§ Work to do: Your task is to filter the data below down to the lines holding "Antuna".
============================================================
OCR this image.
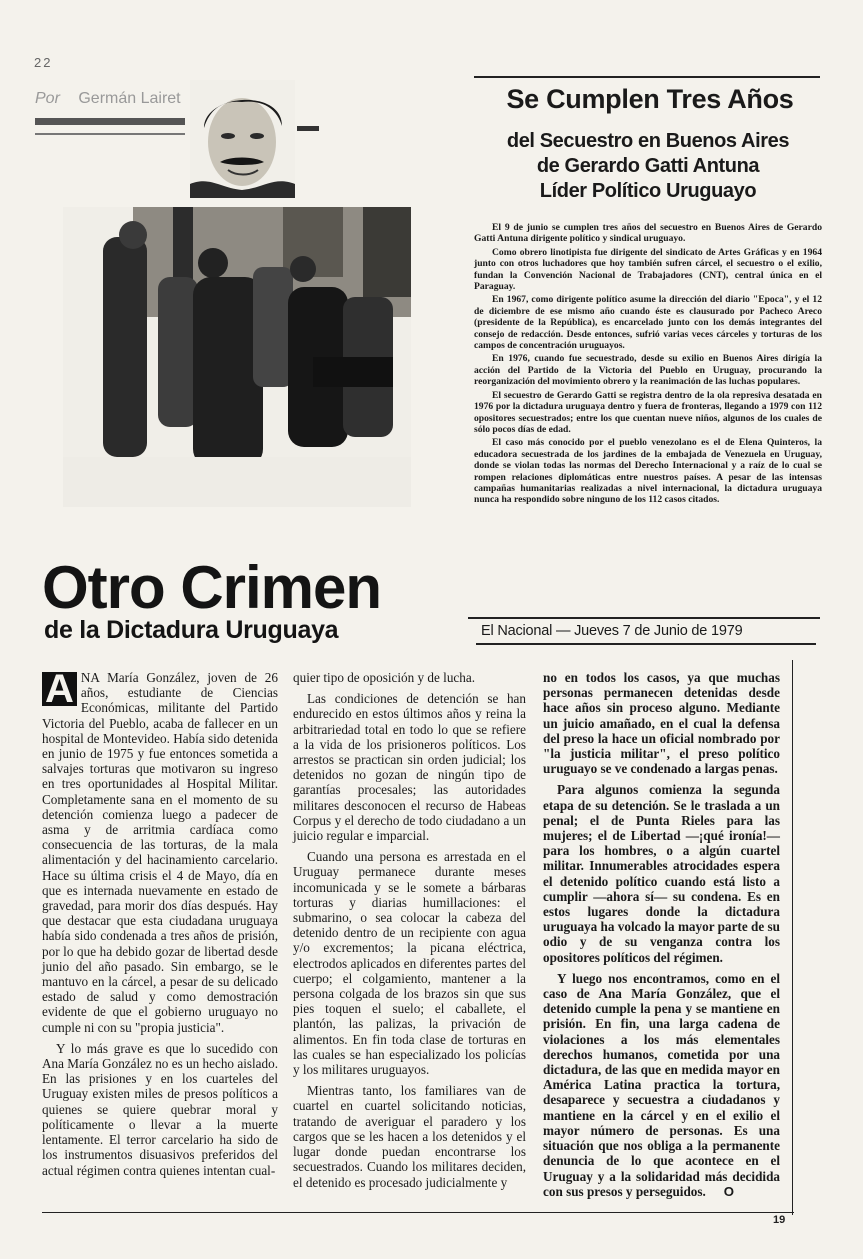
22
Por Germán Lairet	Se Cumplen Tres Años
del Secuestro en Buenos Aires
de Gerardo Gatti Antuna
Líder Político Uruguayo

El 9 de junio se cumplen tres años del secuestro en Buenos Aires de Gerardo Gatti Antuna dirigente político y sindical uruguayo.

Como obrero linotipista fue dirigente del sindicato de Artes Gráficas y en 1964 junto con otros luchadores que hoy también sufren cárcel, el secuestro o el exilio, fundan la Convención Nacional de Trabajadores (CNT), central única en el Paraguay.

En 1967, como dirigente político asume la dirección del diario "Epoca", y el 12 de diciembre de ese mismo año cuando éste es clausurado por Pacheco Areco (presidente de la República), es encarcelado junto con los demás integrantes del consejo de redacción. Desde entonces, sufrió varias veces cárceles y torturas de los campos de concentración uruguayos.

En 1976, cuando fue secuestrado, desde su exilio en Buenos Aires dirigía la acción del Partido de la Victoria del Pueblo en Uruguay, procurando la reorganización del movimiento obrero y la reanimación de las luchas populares.

El secuestro de Gerardo Gatti se registra dentro de la ola represiva desatada en 1976 por la dictadura uruguaya dentro y fuera de fronteras, llegando a 1979 con 112 opositores secuestrados; entre los que cuentan nueve niños, algunos de los cuales de sólo pocos días de edad.

El caso más conocido por el pueblo venezolano es el de Elena Quinteros, la educadora secuestrada de los jardines de la embajada de Venezuela en Uruguay, donde se violan todas las normas del Derecho Internacional y a raíz de lo cual se rompen relaciones diplomáticas entre nuestros países. A pesar de las intensas campañas humanitarias realizadas a nivel internacional, la dictadura uruguaya nunca ha respondido sobre ninguno de los 112 casos citados.

Otro Crimen
de la Dictadura Uruguaya	El Nacional — Jueves 7 de Junio de 1979

A NA María González, joven de 26 años, estudiante de Ciencias Económicas, militante del Partido Victoria del Pueblo, acaba de fallecer en un hospital de Montevideo. Había sido detenida en junio de 1975 y fue entonces sometida a salvajes torturas que motivaron su ingreso en tres oportunidades al Hospital Militar. Completamente sana en el momento de su detención comienza luego a padecer de asma y de arritmia cardíaca como consecuencia de las torturas, de la mala alimentación y del hacinamiento carcelario. Hace su última crisis el 4 de Mayo, día en que es internada nuevamente en estado de gravedad, para morir dos días después. Hay que destacar que esta ciudadana uruguaya había sido condenada a tres años de prisión, por lo que ha debido gozar de libertad desde junio del año pasado. Sin embargo, se le mantuvo en la cárcel, a pesar de su delicado estado de salud y como demostración evidente de que el gobierno uruguayo no cumple ni con su "propia justicia".

Y lo más grave es que lo sucedido con Ana María González no es un hecho aislado. En las prisiones y en los cuarteles del Uruguay existen miles de presos políticos a quienes se quiere quebrar moral y políticamente o llevar a la muerte lentamente. El terror carcelario ha sido de los instrumentos disuasivos preferidos del actual régimen contra quienes intentan cual-

quier tipo de oposición y de lucha.

Las condiciones de detención se han endurecido en estos últimos años y reina la arbitrariedad total en todo lo que se refiere a la vida de los prisioneros políticos. Los arrestos se practican sin orden judicial; los detenidos no gozan de ningún tipo de garantías procesales; las autoridades militares desconocen el recurso de Habeas Corpus y el derecho de todo ciudadano a un juicio regular e imparcial.

Cuando una persona es arrestada en el Uruguay permanece durante meses incomunicada y se le somete a bárbaras torturas y diarias humillaciones: el submarino, o sea colocar la cabeza del detenido dentro de un recipiente con agua y/o excrementos; la picana eléctrica, electrodos aplicados en diferentes partes del cuerpo; el colgamiento, mantener a la persona colgada de los brazos sin que sus pies toquen el suelo; el caballete, el plantón, las palizas, la privación de alimentos. En fin toda clase de torturas en las cuales se han especializado los policías y los militares uruguayos.

Mientras tanto, los familiares van de cuartel en cuartel solicitando noticias, tratando de averiguar el paradero y los cargos que se les hacen a los detenidos y el lugar donde puedan encontrarse los secuestrados. Cuando los militares deciden, el detenido es procesado judicialmente y

no en todos los casos, ya que muchas personas permanecen detenidas desde hace años sin proceso alguno. Mediante un juicio amañado, en el cual la defensa del preso la hace un oficial nombrado por "la justicia militar", el preso político uruguayo se ve condenado a largas penas.

Para algunos comienza la segunda etapa de su detención. Se le traslada a un penal; el de Punta Rieles para las mujeres; el de Libertad —¡qué ironía!— para los hombres, o a algún cuartel militar. Innumerables atrocidades espera el detenido político cuando está listo a cumplir —ahora sí— su condena. Es en estos lugares donde la dictadura uruguaya ha volcado la mayor parte de su odio y de su venganza contra los opositores políticos del régimen.

Y luego nos encontramos, como en el caso de Ana María González, que el detenido cumple la pena y se mantiene en prisión. En fin, una larga cadena de violaciones a los más elementales derechos humanos, cometida por una dictadura, de las que en medida mayor en América Latina practica la tortura, desaparece y secuestra a ciudadanos y mantiene en la cárcel y en el exilio el mayor número de personas. Es una situación que nos obliga a la permanente denuncia de lo que acontece en el Uruguay y a la solidaridad más decidida con sus presos y perseguidos. O

19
============================================================
§ Full solution:
de Gerardo Gatti Antuna
El 9 de junio se cumplen tres años del secuestro en Buenos Aires de Gerardo Gatti Antuna dirigente político y sindical uruguayo.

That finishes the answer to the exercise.